** start DATA RECORDS **

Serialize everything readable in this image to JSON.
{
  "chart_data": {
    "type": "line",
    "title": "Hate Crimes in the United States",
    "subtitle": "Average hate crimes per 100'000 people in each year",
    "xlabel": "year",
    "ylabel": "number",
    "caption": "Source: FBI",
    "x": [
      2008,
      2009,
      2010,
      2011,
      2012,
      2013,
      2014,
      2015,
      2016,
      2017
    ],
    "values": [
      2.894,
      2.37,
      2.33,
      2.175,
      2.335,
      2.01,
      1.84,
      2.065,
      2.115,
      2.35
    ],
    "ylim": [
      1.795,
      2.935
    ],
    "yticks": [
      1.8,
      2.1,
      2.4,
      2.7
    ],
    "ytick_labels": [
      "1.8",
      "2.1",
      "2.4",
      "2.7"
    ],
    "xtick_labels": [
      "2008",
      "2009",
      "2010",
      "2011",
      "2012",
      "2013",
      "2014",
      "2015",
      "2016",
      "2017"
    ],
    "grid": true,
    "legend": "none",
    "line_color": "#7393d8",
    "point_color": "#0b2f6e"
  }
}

** end DATA RECORDS **
** start DATA RECORDS **

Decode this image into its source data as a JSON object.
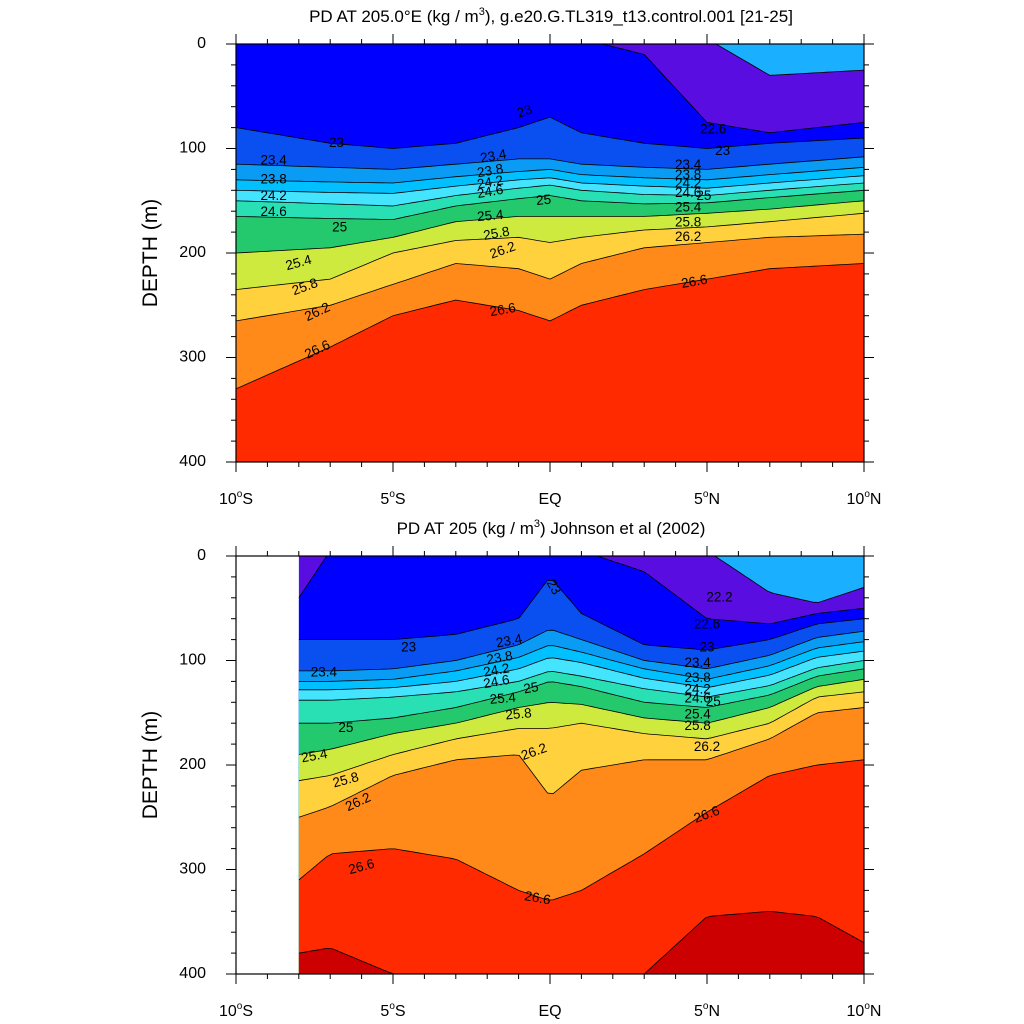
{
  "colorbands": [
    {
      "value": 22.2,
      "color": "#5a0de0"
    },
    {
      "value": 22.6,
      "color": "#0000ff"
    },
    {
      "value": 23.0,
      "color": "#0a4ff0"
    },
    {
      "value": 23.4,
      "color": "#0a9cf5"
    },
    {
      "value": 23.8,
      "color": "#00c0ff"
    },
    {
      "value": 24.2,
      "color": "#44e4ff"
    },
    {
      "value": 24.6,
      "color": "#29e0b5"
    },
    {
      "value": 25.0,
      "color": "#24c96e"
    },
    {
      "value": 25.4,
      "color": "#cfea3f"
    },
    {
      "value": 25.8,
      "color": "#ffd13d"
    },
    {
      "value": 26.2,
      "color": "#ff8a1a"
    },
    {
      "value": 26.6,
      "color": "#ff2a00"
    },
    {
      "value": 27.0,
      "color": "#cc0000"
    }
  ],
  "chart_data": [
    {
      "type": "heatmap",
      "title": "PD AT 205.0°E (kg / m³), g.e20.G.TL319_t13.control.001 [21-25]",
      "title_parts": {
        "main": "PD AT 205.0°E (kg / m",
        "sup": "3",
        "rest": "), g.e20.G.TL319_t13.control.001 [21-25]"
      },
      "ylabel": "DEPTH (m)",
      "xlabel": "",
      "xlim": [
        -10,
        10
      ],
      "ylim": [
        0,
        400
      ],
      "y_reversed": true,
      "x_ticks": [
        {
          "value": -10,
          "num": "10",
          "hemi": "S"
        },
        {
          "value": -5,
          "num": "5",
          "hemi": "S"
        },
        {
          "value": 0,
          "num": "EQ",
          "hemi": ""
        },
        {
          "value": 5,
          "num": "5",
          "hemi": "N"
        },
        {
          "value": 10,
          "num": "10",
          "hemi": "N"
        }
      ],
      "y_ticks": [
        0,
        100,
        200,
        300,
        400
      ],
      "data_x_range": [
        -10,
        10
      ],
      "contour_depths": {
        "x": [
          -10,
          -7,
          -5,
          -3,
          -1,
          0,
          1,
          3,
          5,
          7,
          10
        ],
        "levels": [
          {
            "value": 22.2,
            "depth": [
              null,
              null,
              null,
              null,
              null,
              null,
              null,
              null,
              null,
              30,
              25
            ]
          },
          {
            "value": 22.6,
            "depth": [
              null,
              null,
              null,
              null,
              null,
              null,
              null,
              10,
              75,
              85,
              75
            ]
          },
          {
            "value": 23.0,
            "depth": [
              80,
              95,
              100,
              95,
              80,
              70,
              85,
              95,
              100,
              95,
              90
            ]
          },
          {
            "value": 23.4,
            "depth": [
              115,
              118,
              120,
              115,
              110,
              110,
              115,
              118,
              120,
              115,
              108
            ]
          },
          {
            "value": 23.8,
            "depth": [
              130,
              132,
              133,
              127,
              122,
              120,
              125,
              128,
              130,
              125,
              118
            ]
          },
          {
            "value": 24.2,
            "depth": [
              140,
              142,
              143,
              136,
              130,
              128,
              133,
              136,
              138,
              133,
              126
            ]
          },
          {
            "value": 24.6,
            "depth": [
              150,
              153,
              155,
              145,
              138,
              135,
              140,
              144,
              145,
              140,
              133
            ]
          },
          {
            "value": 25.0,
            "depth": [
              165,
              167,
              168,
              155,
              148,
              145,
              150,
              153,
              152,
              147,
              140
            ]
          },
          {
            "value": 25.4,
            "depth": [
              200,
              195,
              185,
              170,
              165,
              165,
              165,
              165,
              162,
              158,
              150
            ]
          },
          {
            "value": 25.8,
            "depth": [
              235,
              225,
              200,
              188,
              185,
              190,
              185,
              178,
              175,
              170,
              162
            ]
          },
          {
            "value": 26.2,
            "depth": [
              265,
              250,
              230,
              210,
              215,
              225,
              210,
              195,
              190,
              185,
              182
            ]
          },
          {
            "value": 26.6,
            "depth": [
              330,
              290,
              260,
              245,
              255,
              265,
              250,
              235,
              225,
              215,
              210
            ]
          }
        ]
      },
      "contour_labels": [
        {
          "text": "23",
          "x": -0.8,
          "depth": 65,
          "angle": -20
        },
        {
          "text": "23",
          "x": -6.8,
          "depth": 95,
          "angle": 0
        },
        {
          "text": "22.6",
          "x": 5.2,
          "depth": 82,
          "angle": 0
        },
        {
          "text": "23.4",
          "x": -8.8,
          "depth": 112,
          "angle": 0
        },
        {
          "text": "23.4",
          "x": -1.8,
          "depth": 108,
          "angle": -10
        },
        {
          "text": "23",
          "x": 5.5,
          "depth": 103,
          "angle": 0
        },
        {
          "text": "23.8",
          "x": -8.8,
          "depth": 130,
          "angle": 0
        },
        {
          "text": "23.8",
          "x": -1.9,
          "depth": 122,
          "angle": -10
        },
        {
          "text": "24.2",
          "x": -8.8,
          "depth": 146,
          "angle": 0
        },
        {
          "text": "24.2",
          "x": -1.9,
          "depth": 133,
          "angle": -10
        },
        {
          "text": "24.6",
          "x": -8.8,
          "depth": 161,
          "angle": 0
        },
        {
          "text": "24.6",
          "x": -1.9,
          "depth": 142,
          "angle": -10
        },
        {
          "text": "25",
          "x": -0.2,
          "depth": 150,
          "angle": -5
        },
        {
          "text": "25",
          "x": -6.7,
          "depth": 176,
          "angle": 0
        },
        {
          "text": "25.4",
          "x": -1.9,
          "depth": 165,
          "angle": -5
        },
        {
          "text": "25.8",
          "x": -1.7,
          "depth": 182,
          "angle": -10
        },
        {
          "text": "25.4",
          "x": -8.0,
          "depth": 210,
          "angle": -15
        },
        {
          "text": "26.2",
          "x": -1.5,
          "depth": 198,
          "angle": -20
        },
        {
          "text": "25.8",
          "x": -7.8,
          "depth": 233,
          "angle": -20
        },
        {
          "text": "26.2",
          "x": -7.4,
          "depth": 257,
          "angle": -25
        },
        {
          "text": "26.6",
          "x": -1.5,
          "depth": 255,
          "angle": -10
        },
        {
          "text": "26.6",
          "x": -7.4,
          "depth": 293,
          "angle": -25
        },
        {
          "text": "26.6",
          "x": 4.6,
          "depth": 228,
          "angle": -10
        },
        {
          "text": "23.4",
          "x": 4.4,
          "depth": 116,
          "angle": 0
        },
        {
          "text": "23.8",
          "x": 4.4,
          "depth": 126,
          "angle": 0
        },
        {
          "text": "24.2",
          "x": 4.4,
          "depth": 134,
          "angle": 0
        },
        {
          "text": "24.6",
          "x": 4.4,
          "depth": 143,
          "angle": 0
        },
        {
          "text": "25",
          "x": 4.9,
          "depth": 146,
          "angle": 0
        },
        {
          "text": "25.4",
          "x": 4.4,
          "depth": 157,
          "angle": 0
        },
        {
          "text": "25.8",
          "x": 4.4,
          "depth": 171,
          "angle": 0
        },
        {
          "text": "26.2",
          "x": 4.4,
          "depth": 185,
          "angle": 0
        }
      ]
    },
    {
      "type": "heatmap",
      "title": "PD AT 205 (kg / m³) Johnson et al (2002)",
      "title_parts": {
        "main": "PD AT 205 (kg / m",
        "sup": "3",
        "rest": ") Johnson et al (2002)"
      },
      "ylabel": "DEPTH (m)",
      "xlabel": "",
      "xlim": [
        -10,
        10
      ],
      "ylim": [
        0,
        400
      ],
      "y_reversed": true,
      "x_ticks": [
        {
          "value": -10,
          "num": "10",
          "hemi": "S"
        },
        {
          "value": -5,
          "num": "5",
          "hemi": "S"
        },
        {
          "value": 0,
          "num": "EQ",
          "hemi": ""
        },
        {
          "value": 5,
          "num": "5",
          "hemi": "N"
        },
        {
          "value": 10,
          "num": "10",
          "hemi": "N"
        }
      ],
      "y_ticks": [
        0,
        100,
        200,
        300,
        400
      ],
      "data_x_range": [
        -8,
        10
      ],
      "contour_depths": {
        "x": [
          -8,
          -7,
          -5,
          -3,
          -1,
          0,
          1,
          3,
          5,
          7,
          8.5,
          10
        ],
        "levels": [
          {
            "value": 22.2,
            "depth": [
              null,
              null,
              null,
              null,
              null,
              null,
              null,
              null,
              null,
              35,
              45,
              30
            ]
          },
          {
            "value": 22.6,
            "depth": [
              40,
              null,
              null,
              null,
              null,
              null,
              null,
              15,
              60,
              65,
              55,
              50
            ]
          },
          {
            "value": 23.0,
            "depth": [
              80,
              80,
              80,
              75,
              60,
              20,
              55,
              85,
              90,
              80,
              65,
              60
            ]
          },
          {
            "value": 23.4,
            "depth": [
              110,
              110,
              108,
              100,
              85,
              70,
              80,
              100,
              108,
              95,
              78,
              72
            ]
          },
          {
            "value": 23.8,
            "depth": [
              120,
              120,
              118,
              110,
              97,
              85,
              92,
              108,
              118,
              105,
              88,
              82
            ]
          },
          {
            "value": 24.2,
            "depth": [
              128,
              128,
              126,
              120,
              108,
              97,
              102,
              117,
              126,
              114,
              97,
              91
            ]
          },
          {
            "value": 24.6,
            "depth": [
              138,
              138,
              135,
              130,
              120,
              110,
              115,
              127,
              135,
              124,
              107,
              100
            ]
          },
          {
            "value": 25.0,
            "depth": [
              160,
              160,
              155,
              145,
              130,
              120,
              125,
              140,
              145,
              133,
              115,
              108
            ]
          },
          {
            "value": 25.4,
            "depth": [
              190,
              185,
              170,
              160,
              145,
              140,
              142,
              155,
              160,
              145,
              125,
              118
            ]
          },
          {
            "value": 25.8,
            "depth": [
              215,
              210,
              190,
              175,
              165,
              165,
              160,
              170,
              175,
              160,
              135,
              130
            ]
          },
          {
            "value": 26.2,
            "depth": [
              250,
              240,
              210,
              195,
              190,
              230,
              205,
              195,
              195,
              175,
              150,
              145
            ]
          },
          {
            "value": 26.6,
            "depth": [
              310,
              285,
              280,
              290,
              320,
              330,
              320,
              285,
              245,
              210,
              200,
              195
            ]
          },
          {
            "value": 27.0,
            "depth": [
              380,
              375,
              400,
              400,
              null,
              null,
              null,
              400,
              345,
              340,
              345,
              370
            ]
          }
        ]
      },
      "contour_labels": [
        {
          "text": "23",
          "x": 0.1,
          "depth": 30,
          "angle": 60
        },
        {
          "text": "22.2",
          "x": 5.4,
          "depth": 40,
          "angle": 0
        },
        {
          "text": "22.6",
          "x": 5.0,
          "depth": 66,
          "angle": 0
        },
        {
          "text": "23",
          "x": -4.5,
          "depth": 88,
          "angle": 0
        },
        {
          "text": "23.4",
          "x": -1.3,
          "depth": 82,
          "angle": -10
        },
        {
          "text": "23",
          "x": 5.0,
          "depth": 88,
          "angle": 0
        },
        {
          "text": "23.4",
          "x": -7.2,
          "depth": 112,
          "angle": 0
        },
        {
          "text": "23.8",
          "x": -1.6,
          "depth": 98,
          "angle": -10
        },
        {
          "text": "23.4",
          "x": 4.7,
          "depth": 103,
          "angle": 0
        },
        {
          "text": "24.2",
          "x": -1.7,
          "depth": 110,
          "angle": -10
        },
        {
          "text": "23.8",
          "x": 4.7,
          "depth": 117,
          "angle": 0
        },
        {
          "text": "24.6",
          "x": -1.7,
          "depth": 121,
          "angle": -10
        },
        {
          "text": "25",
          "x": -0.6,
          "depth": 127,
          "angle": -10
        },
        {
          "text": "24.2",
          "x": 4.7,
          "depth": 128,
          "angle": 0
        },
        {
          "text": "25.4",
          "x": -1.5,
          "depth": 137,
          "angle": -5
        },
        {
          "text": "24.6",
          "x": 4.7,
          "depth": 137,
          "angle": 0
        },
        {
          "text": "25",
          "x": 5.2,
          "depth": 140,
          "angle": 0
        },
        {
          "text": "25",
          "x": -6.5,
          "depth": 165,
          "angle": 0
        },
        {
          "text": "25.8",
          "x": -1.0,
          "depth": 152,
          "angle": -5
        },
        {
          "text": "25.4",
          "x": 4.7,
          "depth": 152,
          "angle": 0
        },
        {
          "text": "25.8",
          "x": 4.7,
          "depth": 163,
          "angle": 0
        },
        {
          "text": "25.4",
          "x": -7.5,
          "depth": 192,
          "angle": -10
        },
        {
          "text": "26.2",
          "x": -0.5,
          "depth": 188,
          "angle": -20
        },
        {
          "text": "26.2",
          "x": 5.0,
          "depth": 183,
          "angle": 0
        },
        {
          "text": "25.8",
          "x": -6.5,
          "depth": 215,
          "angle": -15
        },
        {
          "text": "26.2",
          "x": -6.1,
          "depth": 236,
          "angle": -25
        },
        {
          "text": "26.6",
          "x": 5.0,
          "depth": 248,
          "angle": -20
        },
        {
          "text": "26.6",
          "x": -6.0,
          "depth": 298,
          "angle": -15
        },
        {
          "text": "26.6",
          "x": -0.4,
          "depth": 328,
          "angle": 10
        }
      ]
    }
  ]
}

** end DATA RECORDS **

TASK DIRECTIONS:
Copy out every line with the word "Johnson".

RESULT OF THIS EXERCISE:
      "title": "PD AT 205 (kg / m³) Johnson et al (2002)",
        "rest": ") Johnson et al (2002)"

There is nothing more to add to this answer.